> Aim of the task
Identify all lines in the data containing the string "quality". Copy them out.

> Extracted entries
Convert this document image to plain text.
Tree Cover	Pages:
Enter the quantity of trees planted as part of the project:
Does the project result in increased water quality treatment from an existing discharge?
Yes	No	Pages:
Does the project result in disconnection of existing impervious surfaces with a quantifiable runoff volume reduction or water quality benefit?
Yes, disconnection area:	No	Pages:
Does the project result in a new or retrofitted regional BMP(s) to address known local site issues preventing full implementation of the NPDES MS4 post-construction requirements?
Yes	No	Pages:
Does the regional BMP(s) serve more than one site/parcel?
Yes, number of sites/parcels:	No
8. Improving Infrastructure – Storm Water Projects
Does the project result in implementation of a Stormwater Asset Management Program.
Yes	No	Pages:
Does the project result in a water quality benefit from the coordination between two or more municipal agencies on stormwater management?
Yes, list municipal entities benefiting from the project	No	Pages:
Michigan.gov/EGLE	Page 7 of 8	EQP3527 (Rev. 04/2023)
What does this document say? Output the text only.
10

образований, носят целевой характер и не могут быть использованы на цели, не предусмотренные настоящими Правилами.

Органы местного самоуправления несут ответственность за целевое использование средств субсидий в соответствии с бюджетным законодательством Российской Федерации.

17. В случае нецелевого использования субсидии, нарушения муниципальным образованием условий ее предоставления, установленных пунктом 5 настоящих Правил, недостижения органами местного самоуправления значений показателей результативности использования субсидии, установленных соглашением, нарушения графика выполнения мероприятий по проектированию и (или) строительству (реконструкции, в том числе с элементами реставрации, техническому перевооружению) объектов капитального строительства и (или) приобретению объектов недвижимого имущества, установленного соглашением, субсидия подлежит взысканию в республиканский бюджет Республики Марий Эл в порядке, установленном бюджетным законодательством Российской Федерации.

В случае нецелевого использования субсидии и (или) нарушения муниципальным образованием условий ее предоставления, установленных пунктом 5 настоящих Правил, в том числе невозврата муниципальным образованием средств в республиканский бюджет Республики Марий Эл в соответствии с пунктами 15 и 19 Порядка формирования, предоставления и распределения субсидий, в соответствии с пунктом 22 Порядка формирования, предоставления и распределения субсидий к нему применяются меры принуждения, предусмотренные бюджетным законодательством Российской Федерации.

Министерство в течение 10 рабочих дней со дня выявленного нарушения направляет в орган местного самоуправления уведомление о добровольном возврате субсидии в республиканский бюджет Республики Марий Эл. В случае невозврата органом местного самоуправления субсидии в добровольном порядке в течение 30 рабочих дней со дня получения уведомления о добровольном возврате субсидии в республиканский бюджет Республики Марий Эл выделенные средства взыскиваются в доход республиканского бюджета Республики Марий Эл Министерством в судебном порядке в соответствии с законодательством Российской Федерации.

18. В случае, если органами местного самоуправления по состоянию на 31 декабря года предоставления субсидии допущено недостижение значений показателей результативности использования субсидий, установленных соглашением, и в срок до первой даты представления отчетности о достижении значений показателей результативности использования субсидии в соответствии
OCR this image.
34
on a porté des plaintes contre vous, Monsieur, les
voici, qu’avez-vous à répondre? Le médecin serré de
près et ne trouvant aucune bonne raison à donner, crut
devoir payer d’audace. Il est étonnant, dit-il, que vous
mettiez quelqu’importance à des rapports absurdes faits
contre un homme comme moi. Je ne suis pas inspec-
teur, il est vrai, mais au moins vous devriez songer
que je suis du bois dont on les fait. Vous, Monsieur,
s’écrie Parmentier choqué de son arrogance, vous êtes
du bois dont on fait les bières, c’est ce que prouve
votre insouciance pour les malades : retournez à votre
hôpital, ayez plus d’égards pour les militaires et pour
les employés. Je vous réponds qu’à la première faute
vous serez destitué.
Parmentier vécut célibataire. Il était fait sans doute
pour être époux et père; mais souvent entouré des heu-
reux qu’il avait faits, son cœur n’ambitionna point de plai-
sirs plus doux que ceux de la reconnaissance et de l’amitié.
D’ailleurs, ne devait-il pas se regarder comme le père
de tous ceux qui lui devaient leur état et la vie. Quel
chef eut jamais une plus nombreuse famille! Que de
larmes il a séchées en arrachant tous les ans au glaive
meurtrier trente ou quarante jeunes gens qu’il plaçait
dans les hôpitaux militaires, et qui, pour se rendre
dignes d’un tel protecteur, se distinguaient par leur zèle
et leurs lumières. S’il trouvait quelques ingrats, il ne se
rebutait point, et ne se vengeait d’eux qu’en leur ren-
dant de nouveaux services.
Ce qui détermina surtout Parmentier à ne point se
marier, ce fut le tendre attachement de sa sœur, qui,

> Exercise answer
Does the project result in increased water quality treatment from an existing discharge?
Does the project result in disconnection of existing impervious surfaces with a quantifiable runoff volume reduction or water quality benefit?
Does the project result in a water quality benefit from the coordination between two or more municipal agencies on stormwater management?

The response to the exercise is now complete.